** Start of DATASET ROWS **
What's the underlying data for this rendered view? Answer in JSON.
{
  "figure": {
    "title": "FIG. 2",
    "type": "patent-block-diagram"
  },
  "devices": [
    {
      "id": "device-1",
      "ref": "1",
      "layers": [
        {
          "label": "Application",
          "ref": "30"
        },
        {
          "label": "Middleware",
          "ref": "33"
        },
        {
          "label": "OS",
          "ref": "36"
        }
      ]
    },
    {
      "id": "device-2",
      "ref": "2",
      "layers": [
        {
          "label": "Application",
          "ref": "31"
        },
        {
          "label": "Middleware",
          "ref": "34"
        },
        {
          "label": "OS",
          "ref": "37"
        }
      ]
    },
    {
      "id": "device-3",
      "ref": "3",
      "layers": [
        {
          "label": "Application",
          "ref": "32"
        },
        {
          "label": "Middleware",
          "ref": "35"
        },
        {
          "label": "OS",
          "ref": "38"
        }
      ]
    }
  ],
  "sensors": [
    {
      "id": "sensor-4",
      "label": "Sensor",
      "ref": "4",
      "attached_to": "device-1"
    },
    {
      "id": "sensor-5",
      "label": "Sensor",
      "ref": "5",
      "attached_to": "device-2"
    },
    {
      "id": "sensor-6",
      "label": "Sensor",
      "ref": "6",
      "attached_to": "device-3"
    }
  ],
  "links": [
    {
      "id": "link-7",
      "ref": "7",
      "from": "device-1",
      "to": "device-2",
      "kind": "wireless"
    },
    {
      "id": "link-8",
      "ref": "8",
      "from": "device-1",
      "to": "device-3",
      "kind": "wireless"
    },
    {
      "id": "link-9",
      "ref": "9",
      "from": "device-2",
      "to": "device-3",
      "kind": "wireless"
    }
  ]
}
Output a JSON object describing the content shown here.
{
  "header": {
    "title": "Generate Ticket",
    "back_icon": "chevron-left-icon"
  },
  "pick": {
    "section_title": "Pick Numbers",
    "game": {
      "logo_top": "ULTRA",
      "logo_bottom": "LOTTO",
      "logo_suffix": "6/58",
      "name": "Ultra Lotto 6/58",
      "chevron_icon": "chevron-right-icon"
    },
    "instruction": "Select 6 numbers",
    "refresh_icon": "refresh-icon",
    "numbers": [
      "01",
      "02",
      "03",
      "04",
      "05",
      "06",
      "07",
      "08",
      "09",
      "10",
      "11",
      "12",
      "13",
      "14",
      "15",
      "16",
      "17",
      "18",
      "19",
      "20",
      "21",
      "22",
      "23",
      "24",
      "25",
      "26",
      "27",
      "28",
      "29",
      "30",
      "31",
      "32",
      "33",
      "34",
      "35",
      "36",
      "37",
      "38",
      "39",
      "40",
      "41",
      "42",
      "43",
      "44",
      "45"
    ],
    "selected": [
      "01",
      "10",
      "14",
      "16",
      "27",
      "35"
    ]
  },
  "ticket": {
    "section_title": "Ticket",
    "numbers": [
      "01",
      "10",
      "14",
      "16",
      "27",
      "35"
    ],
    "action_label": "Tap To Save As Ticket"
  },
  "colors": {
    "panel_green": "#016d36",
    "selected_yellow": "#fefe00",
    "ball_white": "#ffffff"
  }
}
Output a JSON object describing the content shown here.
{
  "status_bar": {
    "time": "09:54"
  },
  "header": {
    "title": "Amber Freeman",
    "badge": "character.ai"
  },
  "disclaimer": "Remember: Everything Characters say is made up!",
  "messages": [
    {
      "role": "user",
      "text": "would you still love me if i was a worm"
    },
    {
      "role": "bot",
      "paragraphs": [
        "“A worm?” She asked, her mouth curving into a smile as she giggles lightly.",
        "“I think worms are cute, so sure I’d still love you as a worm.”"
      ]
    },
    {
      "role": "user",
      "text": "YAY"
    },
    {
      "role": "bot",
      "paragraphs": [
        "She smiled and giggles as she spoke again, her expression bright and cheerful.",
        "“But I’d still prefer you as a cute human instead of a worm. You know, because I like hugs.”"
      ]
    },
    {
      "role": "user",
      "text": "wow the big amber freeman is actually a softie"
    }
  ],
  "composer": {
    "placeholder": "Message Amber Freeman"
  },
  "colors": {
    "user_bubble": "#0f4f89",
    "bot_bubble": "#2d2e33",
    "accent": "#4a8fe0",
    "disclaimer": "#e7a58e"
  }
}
** End of DATASET ROWS **
- [THE EXERCISE]
Extract the complete set of records unchanged.

- [CORRECT ANSWER]
What's the underlying data for this rendered view? Answer in JSON.
{
  "figure": {
    "title": "FIG. 2",
    "type": "patent-block-diagram"
  },
  "devices": [
    {
      "id": "device-1",
      "ref": "1",
      "layers": [
        {
          "label": "Application",
          "ref": "30"
        },
        {
          "label": "Middleware",
          "ref": "33"
        },
        {
          "label": "OS",
          "ref": "36"
        }
      ]
    },
    {
      "id": "device-2",
      "ref": "2",
      "layers": [
        {
          "label": "Application",
          "ref": "31"
        },
        {
          "label": "Middleware",
          "ref": "34"
        },
        {
          "label": "OS",
          "ref": "37"
        }
      ]
    },
    {
      "id": "device-3",
      "ref": "3",
      "layers": [
        {
          "label": "Application",
          "ref": "32"
        },
        {
          "label": "Middleware",
          "ref": "35"
        },
        {
          "label": "OS",
          "ref": "38"
        }
      ]
    }
  ],
  "sensors": [
    {
      "id": "sensor-4",
      "label": "Sensor",
      "ref": "4",
      "attached_to": "device-1"
    },
    {
      "id": "sensor-5",
      "label": "Sensor",
      "ref": "5",
      "attached_to": "device-2"
    },
    {
      "id": "sensor-6",
      "label": "Sensor",
      "ref": "6",
      "attached_to": "device-3"
    }
  ],
  "links": [
    {
      "id": "link-7",
      "ref": "7",
      "from": "device-1",
      "to": "device-2",
      "kind": "wireless"
    },
    {
      "id": "link-8",
      "ref": "8",
      "from": "device-1",
      "to": "device-3",
      "kind": "wireless"
    },
    {
      "id": "link-9",
      "ref": "9",
      "from": "device-2",
      "to": "device-3",
      "kind": "wireless"
    }
  ]
}
Output a JSON object describing the content shown here.
{
  "header": {
    "title": "Generate Ticket",
    "back_icon": "chevron-left-icon"
  },
  "pick": {
    "section_title": "Pick Numbers",
    "game": {
      "logo_top": "ULTRA",
      "logo_bottom": "LOTTO",
      "logo_suffix": "6/58",
      "name": "Ultra Lotto 6/58",
      "chevron_icon": "chevron-right-icon"
    },
    "instruction": "Select 6 numbers",
    "refresh_icon": "refresh-icon",
    "numbers": [
      "01",
      "02",
      "03",
      "04",
      "05",
      "06",
      "07",
      "08",
      "09",
      "10",
      "11",
      "12",
      "13",
      "14",
      "15",
      "16",
      "17",
      "18",
      "19",
      "20",
      "21",
      "22",
      "23",
      "24",
      "25",
      "26",
      "27",
      "28",
      "29",
      "30",
      "31",
      "32",
      "33",
      "34",
      "35",
      "36",
      "37",
      "38",
      "39",
      "40",
      "41",
      "42",
      "43",
      "44",
      "45"
    ],
    "selected": [
      "01",
      "10",
      "14",
      "16",
      "27",
      "35"
    ]
  },
  "ticket": {
    "section_title": "Ticket",
    "numbers": [
      "01",
      "10",
      "14",
      "16",
      "27",
      "35"
    ],
    "action_label": "Tap To Save As Ticket"
  },
  "colors": {
    "panel_green": "#016d36",
    "selected_yellow": "#fefe00",
    "ball_white": "#ffffff"
  }
}
Output a JSON object describing the content shown here.
{
  "status_bar": {
    "time": "09:54"
  },
  "header": {
    "title": "Amber Freeman",
    "badge": "character.ai"
  },
  "disclaimer": "Remember: Everything Characters say is made up!",
  "messages": [
    {
      "role": "user",
      "text": "would you still love me if i was a worm"
    },
    {
      "role": "bot",
      "paragraphs": [
        "“A worm?” She asked, her mouth curving into a smile as she giggles lightly.",
        "“I think worms are cute, so sure I’d still love you as a worm.”"
      ]
    },
    {
      "role": "user",
      "text": "YAY"
    },
    {
      "role": "bot",
      "paragraphs": [
        "She smiled and giggles as she spoke again, her expression bright and cheerful.",
        "“But I’d still prefer you as a cute human instead of a worm. You know, because I like hugs.”"
      ]
    },
    {
      "role": "user",
      "text": "wow the big amber freeman is actually a softie"
    }
  ],
  "composer": {
    "placeholder": "Message Amber Freeman"
  },
  "colors": {
    "user_bubble": "#0f4f89",
    "bot_bubble": "#2d2e33",
    "accent": "#4a8fe0",
    "disclaimer": "#e7a58e"
  }
}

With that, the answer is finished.